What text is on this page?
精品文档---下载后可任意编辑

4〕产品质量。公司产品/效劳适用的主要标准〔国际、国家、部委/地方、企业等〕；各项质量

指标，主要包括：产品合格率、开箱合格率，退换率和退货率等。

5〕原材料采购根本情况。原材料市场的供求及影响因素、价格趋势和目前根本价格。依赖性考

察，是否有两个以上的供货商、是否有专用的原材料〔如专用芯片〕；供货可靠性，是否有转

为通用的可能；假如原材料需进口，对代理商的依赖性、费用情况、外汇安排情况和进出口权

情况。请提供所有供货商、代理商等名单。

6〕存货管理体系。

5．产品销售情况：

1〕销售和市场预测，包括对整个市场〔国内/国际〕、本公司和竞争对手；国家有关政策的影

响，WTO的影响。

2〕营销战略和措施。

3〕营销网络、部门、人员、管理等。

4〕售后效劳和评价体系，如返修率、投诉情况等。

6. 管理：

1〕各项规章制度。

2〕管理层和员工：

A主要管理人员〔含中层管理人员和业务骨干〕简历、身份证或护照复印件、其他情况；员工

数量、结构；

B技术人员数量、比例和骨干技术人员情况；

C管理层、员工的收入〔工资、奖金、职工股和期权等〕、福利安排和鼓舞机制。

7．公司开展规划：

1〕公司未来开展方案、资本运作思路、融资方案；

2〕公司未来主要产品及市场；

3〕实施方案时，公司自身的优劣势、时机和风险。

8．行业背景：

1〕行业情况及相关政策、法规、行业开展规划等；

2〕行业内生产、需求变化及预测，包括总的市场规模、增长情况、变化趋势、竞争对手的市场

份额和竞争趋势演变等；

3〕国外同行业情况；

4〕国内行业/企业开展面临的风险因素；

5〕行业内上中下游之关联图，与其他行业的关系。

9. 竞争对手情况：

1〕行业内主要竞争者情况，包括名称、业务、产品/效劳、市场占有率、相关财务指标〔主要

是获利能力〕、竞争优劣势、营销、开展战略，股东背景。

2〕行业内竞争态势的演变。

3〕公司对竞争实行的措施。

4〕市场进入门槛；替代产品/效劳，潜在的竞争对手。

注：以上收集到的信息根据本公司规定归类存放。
=-=-=
Print every entry exactly as written.

*RESPONSE TO THE TASK*
What text is on this page?
精品文档---下载后可任意编辑

4〕产品质量。公司产品/效劳适用的主要标准〔国际、国家、部委/地方、企业等〕；各项质量

指标，主要包括：产品合格率、开箱合格率，退换率和退货率等。

5〕原材料采购根本情况。原材料市场的供求及影响因素、价格趋势和目前根本价格。依赖性考

察，是否有两个以上的供货商、是否有专用的原材料〔如专用芯片〕；供货可靠性，是否有转

为通用的可能；假如原材料需进口，对代理商的依赖性、费用情况、外汇安排情况和进出口权

情况。请提供所有供货商、代理商等名单。

6〕存货管理体系。

5．产品销售情况：

1〕销售和市场预测，包括对整个市场〔国内/国际〕、本公司和竞争对手；国家有关政策的影

响，WTO的影响。

2〕营销战略和措施。

3〕营销网络、部门、人员、管理等。

4〕售后效劳和评价体系，如返修率、投诉情况等。

6. 管理：

1〕各项规章制度。

2〕管理层和员工：

A主要管理人员〔含中层管理人员和业务骨干〕简历、身份证或护照复印件、其他情况；员工

数量、结构；

B技术人员数量、比例和骨干技术人员情况；

C管理层、员工的收入〔工资、奖金、职工股和期权等〕、福利安排和鼓舞机制。

7．公司开展规划：

1〕公司未来开展方案、资本运作思路、融资方案；

2〕公司未来主要产品及市场；

3〕实施方案时，公司自身的优劣势、时机和风险。

8．行业背景：

1〕行业情况及相关政策、法规、行业开展规划等；

2〕行业内生产、需求变化及预测，包括总的市场规模、增长情况、变化趋势、竞争对手的市场

份额和竞争趋势演变等；

3〕国外同行业情况；

4〕国内行业/企业开展面临的风险因素；

5〕行业内上中下游之关联图，与其他行业的关系。

9. 竞争对手情况：

1〕行业内主要竞争者情况，包括名称、业务、产品/效劳、市场占有率、相关财务指标〔主要

是获利能力〕、竞争优劣势、营销、开展战略，股东背景。

2〕行业内竞争态势的演变。

3〕公司对竞争实行的措施。

4〕市场进入门槛；替代产品/效劳，潜在的竞争对手。

注：以上收集到的信息根据本公司规定归类存放。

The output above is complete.